__MATERIAL DEL EJERCICIO__:
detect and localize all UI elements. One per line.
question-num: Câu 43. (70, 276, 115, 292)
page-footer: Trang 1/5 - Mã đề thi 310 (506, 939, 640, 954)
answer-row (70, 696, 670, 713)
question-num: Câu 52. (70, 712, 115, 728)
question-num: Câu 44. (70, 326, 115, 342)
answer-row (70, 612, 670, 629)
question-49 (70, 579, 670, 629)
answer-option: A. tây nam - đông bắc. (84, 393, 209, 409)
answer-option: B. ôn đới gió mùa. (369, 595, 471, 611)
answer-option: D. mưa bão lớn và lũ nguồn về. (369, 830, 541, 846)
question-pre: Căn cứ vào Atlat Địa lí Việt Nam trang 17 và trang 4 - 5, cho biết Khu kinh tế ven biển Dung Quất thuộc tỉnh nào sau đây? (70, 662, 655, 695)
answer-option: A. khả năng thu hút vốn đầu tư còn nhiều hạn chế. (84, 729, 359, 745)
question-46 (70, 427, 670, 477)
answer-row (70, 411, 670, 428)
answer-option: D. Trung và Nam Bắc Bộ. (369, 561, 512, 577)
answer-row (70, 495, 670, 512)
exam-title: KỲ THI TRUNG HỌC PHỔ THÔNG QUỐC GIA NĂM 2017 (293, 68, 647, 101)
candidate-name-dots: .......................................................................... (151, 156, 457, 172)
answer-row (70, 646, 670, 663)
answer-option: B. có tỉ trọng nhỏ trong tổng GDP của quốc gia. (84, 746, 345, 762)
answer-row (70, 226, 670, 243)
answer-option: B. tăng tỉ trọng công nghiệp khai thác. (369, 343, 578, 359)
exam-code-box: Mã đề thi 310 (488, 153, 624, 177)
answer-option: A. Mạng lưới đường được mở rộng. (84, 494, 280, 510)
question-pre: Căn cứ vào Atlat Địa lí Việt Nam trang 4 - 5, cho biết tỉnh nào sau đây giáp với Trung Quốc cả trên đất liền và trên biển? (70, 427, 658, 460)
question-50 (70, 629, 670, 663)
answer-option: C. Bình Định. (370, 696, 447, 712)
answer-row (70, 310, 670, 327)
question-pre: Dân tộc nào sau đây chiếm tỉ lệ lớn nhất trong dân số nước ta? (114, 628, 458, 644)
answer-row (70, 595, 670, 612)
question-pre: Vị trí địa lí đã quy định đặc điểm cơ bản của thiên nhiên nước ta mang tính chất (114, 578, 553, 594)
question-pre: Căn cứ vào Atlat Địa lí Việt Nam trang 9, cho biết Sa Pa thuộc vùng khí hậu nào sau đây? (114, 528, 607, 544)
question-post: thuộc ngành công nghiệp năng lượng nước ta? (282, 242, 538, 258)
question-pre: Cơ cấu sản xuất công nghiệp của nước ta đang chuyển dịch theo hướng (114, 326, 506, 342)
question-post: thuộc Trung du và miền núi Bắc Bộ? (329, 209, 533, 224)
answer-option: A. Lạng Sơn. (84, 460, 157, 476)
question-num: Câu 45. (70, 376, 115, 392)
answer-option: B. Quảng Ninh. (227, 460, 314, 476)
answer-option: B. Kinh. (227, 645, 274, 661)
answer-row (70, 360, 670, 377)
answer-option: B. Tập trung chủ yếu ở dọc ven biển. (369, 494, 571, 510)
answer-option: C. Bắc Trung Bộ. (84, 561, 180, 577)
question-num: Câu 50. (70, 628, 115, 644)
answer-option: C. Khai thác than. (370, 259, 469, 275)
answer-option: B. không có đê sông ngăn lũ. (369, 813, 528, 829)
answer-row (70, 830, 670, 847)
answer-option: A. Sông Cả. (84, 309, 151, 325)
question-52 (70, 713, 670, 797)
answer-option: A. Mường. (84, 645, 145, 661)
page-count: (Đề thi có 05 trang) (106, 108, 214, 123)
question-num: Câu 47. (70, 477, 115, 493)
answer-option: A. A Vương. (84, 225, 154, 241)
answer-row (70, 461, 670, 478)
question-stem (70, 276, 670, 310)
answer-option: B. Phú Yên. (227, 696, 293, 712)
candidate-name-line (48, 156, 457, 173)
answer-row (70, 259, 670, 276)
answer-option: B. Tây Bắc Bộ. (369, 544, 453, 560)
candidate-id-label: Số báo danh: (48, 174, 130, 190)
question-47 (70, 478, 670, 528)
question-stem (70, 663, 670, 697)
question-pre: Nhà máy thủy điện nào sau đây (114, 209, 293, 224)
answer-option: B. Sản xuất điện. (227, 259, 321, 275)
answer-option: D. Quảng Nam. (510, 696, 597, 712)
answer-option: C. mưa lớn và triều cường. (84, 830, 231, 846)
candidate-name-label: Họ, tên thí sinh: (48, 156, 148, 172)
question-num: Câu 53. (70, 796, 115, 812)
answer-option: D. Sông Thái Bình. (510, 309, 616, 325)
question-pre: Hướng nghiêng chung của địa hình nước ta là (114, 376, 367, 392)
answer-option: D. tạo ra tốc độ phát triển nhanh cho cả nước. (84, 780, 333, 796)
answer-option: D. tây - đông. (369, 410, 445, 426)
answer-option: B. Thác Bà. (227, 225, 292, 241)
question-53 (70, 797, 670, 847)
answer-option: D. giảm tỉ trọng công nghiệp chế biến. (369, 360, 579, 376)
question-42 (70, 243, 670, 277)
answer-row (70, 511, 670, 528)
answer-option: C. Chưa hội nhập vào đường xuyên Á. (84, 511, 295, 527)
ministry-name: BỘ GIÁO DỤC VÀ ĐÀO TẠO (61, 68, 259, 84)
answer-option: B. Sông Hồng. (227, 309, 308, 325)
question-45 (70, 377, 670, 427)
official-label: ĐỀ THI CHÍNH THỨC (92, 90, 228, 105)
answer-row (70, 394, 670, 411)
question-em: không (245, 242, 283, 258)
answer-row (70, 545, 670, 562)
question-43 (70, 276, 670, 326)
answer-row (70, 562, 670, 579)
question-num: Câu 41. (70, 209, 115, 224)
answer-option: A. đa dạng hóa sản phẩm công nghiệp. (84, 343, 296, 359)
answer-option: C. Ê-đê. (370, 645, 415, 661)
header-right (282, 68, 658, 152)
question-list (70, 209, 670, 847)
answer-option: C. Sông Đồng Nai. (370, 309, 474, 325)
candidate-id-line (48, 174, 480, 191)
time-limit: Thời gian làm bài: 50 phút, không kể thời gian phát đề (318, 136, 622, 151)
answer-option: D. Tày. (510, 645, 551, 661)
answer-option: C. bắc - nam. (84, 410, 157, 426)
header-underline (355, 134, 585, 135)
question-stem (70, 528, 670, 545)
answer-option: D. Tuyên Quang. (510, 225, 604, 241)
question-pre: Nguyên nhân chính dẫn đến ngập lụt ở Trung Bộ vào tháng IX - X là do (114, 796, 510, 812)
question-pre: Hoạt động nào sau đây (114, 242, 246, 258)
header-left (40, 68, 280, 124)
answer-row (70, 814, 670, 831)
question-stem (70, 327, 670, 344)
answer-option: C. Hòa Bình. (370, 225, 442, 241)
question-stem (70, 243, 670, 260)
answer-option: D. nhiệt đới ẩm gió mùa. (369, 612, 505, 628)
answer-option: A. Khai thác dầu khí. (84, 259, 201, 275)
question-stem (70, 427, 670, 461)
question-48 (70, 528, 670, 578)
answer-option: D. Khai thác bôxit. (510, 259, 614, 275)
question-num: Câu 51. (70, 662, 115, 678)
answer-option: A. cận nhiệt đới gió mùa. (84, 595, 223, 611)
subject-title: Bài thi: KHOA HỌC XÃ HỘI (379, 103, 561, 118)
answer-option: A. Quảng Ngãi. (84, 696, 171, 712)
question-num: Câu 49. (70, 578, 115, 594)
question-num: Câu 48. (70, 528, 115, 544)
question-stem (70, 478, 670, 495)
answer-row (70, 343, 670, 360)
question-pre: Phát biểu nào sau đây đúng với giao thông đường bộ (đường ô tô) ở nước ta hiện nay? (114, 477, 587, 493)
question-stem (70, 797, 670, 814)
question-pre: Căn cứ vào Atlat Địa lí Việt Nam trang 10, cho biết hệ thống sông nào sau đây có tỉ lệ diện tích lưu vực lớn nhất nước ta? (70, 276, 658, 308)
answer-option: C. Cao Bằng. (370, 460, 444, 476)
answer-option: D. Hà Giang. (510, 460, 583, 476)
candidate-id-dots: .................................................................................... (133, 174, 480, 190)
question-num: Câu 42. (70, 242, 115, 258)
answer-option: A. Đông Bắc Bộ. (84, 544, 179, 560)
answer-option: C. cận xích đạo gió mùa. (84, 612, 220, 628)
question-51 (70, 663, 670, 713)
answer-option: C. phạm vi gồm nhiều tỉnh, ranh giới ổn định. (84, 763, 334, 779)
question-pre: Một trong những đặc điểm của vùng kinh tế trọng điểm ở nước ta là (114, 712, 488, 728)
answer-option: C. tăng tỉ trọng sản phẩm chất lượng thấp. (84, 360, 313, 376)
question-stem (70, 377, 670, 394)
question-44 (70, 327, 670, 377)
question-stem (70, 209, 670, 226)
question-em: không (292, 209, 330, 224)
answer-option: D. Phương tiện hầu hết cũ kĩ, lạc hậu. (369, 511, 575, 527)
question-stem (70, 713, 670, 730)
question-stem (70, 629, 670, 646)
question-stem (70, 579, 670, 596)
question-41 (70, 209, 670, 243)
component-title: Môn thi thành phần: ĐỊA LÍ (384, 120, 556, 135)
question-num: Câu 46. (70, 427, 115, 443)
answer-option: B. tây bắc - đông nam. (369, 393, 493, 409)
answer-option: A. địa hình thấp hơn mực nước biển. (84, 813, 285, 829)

__QUÉ HAY QUE HACER__: Copia otra vez las filas desde la primera hasta la que contiene "answer-option: A. tây", ambas incluidas, sustituyendo "answer-row" por "fila-respuesta" y dejando todo lo demás igual.

__RESULTADO DEL EJERCICIO__:
detect and localize all UI elements. One per line.
question-num: Câu 43. (70, 276, 115, 292)
page-footer: Trang 1/5 - Mã đề thi 310 (506, 939, 640, 954)
fila-respuesta (70, 696, 670, 713)
question-num: Câu 52. (70, 712, 115, 728)
question-num: Câu 44. (70, 326, 115, 342)
fila-respuesta (70, 612, 670, 629)
question-49 (70, 579, 670, 629)
answer-option: A. tây nam - đông bắc. (84, 393, 209, 409)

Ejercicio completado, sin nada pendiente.